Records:
* BEGIN *
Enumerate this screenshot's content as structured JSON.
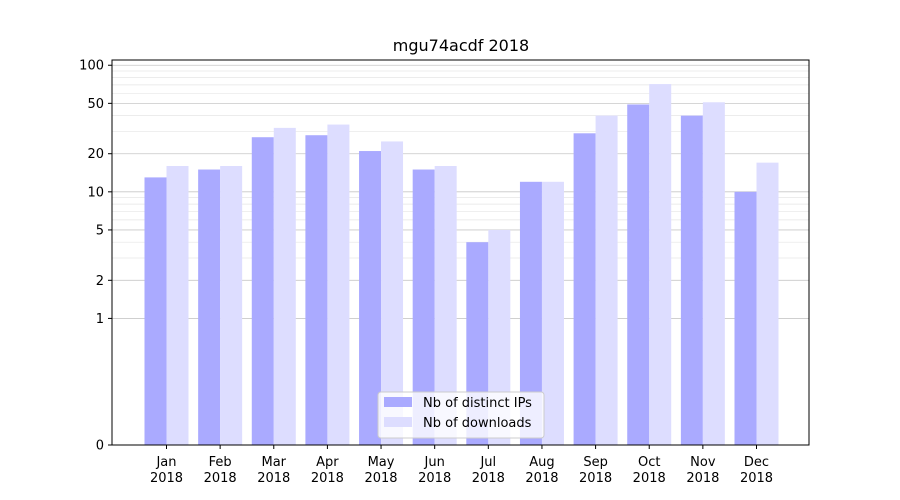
{
  "chart_data": {
    "type": "bar",
    "title": "mgu74acdf 2018",
    "xlabel": "",
    "ylabel": "",
    "yscale": "symlog",
    "ylim": [
      0,
      110
    ],
    "yticks": [
      0,
      1,
      2,
      5,
      10,
      20,
      50,
      100
    ],
    "ytick_labels": [
      "0",
      "1",
      "2",
      "5",
      "10",
      "20",
      "50",
      "100"
    ],
    "categories": [
      "Jan\n2018",
      "Feb\n2018",
      "Mar\n2018",
      "Apr\n2018",
      "May\n2018",
      "Jun\n2018",
      "Jul\n2018",
      "Aug\n2018",
      "Sep\n2018",
      "Oct\n2018",
      "Nov\n2018",
      "Dec\n2018"
    ],
    "series": [
      {
        "name": "Nb of distinct IPs",
        "color": "#aaaaff",
        "values": [
          13,
          15,
          27,
          28,
          21,
          15,
          4,
          12,
          29,
          49,
          40,
          10
        ]
      },
      {
        "name": "Nb of downloads",
        "color": "#ddddff",
        "values": [
          16,
          16,
          32,
          34,
          25,
          16,
          5,
          12,
          40,
          71,
          51,
          17
        ]
      }
    ],
    "grid": true,
    "legend_position": "lower center"
  }
}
* END *
Exercise:
Determine how many lines include the string "name". Give no answer but the number.

Solution:
2